══ Data for this task ══
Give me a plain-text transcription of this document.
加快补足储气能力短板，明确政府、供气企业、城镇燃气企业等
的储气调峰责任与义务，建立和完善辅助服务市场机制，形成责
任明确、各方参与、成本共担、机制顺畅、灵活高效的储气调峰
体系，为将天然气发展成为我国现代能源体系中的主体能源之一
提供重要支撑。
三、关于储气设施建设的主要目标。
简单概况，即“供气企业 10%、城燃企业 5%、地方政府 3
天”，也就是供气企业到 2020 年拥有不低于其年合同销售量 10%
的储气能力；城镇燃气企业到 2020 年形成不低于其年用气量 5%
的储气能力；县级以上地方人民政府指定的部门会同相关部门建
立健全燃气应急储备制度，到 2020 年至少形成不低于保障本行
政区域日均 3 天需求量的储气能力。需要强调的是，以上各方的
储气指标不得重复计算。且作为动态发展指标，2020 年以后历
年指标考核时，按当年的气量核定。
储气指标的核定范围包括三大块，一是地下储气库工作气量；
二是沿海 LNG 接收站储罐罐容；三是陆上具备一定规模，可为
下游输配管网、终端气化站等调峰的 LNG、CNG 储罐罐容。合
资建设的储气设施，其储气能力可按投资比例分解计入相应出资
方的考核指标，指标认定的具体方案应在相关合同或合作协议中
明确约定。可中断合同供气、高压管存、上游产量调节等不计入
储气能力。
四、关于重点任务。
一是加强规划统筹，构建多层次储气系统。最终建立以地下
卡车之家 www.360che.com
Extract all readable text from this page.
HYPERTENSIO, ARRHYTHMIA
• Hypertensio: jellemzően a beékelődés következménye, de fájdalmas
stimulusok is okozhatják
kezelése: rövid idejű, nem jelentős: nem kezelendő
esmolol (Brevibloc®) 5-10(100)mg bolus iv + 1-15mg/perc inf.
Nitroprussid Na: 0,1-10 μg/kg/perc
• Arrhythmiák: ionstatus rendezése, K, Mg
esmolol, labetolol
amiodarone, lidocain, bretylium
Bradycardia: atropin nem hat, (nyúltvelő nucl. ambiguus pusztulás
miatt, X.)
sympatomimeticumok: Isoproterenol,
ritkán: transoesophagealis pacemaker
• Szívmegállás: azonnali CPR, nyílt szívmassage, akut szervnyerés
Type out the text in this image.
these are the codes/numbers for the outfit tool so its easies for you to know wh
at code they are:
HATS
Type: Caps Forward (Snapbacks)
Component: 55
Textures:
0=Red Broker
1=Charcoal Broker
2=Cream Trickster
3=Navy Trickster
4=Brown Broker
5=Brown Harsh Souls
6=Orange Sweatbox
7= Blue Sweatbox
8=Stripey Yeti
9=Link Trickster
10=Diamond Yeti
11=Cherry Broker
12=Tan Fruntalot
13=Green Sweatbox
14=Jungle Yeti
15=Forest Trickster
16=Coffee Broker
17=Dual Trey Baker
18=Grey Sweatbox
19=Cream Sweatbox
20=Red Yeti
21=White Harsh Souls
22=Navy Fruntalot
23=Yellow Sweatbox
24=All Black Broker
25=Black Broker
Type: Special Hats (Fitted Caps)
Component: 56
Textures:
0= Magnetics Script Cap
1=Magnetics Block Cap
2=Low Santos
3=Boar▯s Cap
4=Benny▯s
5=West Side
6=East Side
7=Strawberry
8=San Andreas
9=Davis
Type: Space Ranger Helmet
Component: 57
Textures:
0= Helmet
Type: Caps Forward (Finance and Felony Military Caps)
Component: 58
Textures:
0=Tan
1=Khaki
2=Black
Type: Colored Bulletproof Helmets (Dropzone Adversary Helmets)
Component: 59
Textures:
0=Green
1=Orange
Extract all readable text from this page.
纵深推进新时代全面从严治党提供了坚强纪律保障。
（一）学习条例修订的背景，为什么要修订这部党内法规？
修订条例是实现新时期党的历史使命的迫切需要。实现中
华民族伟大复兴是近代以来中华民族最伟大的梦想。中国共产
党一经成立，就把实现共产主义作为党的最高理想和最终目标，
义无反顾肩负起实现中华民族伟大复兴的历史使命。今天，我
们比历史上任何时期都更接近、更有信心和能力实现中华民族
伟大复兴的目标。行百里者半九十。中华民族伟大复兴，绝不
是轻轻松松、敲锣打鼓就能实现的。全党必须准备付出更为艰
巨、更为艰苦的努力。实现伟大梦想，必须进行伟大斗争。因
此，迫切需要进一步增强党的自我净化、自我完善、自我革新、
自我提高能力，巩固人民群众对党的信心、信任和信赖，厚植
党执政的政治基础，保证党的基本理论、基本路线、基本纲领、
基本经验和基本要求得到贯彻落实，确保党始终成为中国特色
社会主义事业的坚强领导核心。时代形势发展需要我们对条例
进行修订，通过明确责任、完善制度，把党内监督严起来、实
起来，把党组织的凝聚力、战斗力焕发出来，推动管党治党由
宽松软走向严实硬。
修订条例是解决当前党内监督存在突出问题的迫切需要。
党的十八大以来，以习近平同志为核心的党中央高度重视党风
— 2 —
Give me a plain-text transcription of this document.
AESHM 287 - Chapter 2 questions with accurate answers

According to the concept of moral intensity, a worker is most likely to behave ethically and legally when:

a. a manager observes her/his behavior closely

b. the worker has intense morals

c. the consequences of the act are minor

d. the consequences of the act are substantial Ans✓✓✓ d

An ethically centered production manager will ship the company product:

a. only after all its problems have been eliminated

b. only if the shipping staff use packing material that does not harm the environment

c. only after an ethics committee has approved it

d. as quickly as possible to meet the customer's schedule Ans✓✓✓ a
═══
Show all lines from the listing above in which "Souls" appears.

◆ The reply
5=Brown Harsh Souls
21=White Harsh Souls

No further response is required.